Material provided:

++++++++++++++++++++

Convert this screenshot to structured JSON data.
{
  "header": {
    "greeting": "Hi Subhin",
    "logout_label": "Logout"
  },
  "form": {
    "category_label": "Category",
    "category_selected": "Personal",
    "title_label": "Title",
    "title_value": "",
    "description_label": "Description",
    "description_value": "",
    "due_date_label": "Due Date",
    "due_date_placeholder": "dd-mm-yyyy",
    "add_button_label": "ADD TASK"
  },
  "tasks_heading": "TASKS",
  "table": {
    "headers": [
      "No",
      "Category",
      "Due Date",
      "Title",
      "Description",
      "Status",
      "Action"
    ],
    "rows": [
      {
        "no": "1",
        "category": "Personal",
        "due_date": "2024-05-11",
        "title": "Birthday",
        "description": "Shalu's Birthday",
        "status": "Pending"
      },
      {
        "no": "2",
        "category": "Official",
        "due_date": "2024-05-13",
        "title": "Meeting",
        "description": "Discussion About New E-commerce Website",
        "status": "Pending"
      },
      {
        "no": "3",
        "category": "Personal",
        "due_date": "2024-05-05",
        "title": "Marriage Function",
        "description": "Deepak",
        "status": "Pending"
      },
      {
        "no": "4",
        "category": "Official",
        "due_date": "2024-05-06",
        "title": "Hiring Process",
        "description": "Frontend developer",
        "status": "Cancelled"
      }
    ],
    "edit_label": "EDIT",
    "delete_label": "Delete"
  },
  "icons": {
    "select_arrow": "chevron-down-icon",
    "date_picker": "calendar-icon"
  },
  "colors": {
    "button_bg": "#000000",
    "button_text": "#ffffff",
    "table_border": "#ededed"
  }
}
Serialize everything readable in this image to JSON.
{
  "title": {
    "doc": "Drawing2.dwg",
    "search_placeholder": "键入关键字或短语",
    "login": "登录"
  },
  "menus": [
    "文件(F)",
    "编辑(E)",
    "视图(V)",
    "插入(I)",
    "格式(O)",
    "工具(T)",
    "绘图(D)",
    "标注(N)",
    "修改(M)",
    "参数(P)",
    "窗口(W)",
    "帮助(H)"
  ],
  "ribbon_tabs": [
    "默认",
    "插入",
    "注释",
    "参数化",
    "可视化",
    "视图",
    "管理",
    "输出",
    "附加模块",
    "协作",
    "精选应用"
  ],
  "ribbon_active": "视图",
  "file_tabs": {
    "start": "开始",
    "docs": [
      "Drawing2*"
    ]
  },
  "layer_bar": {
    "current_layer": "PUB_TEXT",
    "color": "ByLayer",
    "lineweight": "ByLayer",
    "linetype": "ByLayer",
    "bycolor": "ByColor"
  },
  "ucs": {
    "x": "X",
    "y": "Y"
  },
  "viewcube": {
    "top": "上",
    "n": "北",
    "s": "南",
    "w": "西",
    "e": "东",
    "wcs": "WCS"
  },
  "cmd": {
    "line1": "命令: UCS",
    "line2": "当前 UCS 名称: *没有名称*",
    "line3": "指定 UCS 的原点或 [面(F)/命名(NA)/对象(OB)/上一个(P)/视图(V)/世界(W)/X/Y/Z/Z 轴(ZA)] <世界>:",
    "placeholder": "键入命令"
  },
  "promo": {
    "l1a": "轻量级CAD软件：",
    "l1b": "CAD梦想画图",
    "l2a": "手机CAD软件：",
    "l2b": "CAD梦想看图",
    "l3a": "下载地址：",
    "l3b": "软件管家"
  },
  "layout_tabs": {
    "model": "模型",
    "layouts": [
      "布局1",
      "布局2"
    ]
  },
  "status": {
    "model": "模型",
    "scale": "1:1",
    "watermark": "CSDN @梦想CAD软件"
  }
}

++++++++++++++++++++

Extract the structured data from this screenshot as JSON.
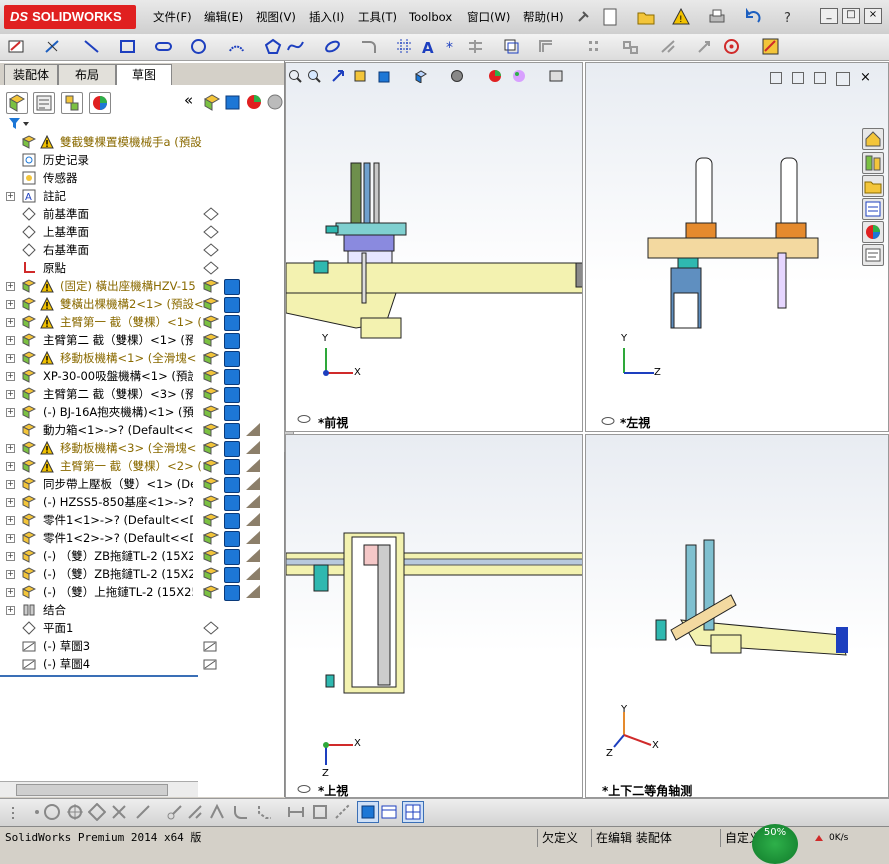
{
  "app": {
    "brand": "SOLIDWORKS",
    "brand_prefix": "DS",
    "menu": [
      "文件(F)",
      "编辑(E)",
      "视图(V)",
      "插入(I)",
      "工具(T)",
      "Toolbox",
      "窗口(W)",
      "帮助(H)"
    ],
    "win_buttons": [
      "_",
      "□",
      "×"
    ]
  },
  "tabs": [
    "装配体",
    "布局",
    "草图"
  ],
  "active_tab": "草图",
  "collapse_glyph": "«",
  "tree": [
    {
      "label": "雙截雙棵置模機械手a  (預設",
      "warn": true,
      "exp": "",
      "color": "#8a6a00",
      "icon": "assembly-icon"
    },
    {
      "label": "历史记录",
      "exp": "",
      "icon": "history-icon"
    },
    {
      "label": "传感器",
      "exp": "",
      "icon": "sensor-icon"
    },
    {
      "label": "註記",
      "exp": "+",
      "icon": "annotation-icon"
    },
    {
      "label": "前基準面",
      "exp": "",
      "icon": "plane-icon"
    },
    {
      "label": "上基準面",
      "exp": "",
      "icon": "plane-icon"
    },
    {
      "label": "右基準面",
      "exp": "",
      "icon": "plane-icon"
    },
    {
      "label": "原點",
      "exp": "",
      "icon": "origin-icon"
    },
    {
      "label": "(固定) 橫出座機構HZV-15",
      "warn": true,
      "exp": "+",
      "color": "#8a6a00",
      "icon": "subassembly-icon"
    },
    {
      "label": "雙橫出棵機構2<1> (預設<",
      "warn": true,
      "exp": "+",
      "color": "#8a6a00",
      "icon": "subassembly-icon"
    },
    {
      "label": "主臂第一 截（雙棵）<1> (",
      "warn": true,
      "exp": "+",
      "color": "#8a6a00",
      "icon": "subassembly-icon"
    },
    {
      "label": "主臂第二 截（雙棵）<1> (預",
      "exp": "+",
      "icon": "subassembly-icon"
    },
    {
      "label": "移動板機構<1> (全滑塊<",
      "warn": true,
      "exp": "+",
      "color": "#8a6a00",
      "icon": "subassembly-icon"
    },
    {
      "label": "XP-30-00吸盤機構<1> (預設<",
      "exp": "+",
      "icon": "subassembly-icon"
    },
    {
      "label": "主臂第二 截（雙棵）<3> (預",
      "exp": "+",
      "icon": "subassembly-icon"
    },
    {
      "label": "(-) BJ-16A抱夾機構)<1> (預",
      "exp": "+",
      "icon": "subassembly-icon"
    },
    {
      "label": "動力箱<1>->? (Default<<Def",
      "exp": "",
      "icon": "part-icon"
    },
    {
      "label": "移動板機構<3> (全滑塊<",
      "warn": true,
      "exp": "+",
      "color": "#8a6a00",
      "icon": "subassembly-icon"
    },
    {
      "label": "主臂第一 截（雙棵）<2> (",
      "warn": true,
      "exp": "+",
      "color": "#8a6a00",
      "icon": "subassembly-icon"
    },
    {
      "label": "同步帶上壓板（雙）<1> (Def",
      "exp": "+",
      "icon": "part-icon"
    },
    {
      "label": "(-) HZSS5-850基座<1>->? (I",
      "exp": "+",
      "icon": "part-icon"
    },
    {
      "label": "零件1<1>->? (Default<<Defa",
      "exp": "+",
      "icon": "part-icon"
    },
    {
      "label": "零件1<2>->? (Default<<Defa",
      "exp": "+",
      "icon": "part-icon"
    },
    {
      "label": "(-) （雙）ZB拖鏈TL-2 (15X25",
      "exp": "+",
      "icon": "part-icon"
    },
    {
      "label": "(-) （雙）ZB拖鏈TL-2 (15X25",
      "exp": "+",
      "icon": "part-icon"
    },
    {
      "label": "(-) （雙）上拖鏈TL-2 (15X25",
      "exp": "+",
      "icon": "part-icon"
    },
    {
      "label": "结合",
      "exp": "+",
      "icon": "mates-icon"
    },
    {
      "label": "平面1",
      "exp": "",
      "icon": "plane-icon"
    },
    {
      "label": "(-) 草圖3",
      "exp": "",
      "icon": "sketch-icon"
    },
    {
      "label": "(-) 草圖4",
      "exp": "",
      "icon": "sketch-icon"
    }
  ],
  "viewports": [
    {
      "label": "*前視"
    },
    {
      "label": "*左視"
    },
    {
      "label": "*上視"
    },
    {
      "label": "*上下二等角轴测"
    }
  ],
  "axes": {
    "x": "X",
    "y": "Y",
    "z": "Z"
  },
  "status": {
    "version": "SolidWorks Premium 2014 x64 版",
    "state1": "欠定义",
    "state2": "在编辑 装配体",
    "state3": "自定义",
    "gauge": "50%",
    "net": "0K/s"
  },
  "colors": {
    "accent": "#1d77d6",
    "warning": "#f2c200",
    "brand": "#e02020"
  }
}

++++++++++++++++++++

Instructions for the task: In the records above, locate each line with the word "Birthday". Copy all such lines.

Reply:
        "title": "Birthday",
        "description": "Shalu's Birthday",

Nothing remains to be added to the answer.